**Extrait du texte**
Cette philosophie tire directement racine des travaux d’Ivan Iline, philosophe russe du XXe siècle, très cher aux yeux du dirigeant russe actuel. Iline écrivait, dans son ouvrage Nos Missions : « La Russie a besoin d’une dictature ferme, national patriotique, et inspirée de l’idée libérale. Son chef doit être guidé par l’idée du Tout et non par des motifs particuliers, personnels ou partisans. » Iline donne la définition du dirigeant de la Russie post-communiste : « Le Guide sert au lieu de faire carrière ; combat au lieu de faire de la figuration ; frappe l’ennemi au lieu de prononcer des mots vides ; dirige au lieu de se vendre aux étrangers. » On retrouve là tout le programme poutinien, avec le modèle de la verticale du pouvoir, de la démocratie souveraine et de l’hostilité aux puissances étrangères qui en découle.
La doctrine de l’eurasisme considère que la Russie dispose d’une spécificité politique, économique et sociale, qui lui est véritablement propre. Un pouvoir fort et unique devient donc essentiel, car comme le rappelait Catherine II de Russie : « Un pays d’une telle ampleur ne peut pas se gouverner d’une autre façon que celle autoritaire. »
Un renouveau religieux
La chute de l’URSS a permis un véritable renouveau religieux qui, aujourd’hui, place le patriarche au plus proche du pouvoir politique. Par son action politique et militaire en Syrie à l’œuvre depuis 2015, Vladimir Poutine se place en protecteur de tous les chrétiens d’Orient. L’influence de la chrétienté orthodoxe en Russie explique ainsi la mise en place d’un axe de pouvoir entre le Kremlin de Poutine et l’Église orthodoxe russe, dirigée par le patriarche Kirill.

**Objectif de l'exercice**
Recopiez le passage du texte sur la pensée politique russe qui va de « Un renouveau religieux » jusqu'à « le patriarche Kirill. » inclus. Cette liste n'a aucun lien avec le texte.

**Liste des données**

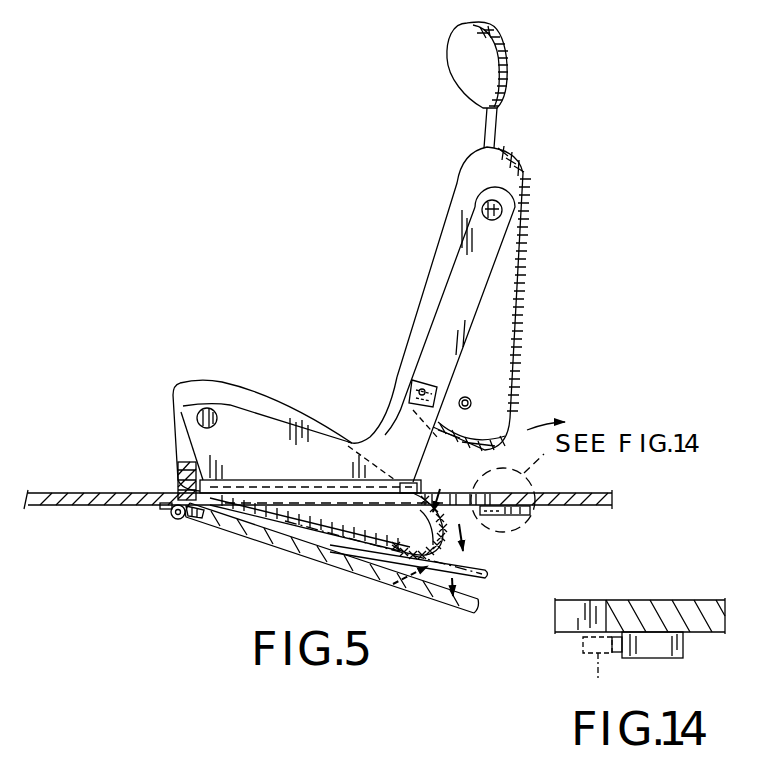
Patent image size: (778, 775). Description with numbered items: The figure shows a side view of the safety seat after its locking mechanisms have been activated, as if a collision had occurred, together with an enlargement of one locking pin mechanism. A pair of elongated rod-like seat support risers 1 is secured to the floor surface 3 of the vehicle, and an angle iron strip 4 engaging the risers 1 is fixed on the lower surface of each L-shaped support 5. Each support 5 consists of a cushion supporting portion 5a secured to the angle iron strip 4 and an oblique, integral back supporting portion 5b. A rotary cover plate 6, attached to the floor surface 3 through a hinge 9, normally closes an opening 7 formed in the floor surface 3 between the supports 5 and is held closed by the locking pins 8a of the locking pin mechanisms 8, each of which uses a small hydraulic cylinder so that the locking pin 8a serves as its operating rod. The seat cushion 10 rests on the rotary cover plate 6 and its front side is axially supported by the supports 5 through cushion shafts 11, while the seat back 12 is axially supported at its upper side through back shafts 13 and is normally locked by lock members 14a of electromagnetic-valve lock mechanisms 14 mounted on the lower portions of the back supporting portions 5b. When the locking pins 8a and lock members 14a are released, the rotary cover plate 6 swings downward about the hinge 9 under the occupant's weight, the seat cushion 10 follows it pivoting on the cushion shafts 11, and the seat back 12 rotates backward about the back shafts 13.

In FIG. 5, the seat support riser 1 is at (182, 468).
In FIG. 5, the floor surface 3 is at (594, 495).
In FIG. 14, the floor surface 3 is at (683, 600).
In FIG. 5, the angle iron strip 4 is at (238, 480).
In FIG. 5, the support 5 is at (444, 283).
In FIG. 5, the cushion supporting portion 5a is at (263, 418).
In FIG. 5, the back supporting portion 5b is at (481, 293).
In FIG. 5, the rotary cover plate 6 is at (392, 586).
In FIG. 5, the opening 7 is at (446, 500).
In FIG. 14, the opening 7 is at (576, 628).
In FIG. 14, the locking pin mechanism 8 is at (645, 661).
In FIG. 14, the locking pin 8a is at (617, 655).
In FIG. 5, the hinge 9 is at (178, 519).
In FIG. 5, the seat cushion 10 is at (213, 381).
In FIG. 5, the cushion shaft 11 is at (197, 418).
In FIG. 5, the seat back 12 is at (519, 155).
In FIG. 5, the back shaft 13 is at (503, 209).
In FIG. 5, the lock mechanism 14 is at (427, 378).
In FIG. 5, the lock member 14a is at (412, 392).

---

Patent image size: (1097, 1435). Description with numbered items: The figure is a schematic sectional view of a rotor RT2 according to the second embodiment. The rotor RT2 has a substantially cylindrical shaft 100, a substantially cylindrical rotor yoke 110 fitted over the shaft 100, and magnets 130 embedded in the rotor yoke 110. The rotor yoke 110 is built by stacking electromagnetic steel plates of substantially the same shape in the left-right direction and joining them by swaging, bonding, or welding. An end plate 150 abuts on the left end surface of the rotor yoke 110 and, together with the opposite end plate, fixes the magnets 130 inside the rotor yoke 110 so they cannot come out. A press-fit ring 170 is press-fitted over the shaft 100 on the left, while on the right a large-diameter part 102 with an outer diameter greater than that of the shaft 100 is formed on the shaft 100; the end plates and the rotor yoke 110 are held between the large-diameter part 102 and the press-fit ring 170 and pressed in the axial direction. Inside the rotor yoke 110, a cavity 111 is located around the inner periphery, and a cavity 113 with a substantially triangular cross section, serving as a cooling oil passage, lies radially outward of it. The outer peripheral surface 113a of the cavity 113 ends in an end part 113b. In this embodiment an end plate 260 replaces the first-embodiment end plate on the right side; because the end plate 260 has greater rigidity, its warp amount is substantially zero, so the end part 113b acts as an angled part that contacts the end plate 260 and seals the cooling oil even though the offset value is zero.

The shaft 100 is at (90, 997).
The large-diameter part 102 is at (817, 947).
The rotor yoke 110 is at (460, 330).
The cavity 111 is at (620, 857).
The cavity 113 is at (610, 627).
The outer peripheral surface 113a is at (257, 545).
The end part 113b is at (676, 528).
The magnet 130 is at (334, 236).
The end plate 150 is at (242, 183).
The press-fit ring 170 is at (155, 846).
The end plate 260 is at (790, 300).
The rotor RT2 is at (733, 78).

==

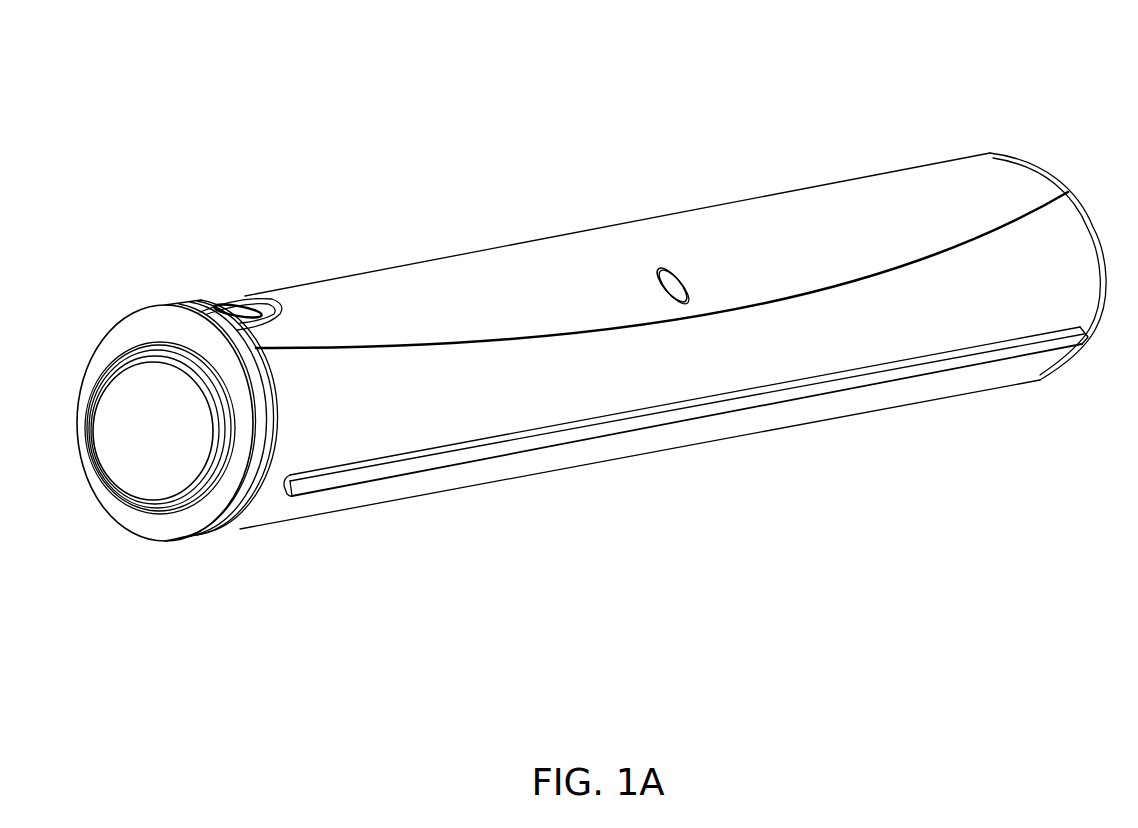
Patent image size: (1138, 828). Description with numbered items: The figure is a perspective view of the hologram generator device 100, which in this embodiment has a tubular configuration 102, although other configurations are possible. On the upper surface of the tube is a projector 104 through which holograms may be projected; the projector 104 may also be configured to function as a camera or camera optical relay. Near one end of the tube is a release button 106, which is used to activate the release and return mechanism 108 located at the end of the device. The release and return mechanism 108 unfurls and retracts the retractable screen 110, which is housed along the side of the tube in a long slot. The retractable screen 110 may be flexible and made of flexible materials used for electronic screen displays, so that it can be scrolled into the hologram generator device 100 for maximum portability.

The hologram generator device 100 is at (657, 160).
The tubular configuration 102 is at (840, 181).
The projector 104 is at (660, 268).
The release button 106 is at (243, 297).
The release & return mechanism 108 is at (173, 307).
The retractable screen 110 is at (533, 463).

**Solution ci-dessous**
Un renouveau religieux
La chute de l’URSS a permis un véritable renouveau religieux qui, aujourd’hui, place le patriarche au plus proche du pouvoir politique. Par son action politique et militaire en Syrie à l’œuvre depuis 2015, Vladimir Poutine se place en protecteur de tous les chrétiens d’Orient. L’influence de la chrétienté orthodoxe en Russie explique ainsi la mise en place d’un axe de pouvoir entre le Kremlin de Poutine et l’Église orthodoxe russe, dirigée par le patriarche Kirill.